### [Task]
Your answer should be a single number: the count of lines that include "pour".
>> START
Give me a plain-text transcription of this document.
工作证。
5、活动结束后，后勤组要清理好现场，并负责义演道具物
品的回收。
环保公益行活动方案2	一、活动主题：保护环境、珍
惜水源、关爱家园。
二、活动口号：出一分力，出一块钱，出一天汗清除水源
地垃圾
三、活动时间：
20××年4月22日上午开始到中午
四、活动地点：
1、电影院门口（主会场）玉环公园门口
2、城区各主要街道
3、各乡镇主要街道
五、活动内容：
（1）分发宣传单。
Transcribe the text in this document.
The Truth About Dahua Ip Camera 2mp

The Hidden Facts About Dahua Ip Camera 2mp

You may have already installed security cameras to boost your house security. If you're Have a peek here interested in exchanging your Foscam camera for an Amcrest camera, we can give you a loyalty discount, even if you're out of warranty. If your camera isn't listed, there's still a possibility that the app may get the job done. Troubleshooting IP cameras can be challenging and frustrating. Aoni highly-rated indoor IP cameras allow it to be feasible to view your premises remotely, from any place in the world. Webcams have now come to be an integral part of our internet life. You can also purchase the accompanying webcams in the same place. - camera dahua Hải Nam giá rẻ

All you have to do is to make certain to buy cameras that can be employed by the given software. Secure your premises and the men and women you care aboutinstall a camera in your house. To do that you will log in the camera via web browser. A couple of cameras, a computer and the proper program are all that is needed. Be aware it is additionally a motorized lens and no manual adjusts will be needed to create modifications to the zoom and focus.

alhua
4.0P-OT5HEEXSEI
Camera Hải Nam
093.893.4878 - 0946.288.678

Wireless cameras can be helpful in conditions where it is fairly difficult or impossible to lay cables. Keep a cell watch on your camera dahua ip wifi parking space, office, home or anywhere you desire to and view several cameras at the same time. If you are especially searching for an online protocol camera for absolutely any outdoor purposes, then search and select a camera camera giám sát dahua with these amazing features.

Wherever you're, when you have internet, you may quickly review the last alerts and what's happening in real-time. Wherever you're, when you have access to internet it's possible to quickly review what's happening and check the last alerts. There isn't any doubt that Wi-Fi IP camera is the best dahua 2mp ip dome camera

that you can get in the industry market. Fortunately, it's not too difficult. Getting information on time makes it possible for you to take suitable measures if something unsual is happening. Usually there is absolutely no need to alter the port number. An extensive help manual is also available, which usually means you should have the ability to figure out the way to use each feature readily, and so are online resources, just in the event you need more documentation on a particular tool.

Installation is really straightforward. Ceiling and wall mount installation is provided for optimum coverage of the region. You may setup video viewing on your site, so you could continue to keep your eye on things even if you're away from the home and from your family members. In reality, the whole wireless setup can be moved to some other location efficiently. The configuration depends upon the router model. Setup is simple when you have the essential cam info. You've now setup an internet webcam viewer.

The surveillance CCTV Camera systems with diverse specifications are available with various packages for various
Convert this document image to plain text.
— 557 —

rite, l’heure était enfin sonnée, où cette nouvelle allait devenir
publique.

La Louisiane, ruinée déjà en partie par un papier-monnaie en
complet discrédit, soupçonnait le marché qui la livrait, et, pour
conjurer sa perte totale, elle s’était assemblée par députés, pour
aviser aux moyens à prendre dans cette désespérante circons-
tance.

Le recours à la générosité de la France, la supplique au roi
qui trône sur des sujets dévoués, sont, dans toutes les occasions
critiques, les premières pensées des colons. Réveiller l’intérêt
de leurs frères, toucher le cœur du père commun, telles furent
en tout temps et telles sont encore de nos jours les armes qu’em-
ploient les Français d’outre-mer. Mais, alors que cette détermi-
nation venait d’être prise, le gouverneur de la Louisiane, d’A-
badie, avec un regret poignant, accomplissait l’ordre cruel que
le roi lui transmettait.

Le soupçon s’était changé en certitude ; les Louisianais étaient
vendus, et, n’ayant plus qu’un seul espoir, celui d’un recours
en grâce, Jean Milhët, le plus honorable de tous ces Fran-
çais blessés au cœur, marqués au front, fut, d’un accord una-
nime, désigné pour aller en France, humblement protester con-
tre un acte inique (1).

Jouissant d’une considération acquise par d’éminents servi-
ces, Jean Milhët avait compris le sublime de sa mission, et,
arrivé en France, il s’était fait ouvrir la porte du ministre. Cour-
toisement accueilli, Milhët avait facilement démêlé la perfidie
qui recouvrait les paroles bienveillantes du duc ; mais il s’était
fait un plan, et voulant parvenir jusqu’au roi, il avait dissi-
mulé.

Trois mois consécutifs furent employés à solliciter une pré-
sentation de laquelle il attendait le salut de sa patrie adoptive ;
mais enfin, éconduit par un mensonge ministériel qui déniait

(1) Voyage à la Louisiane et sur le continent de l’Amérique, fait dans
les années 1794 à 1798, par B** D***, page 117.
>> END
### [Final result]
3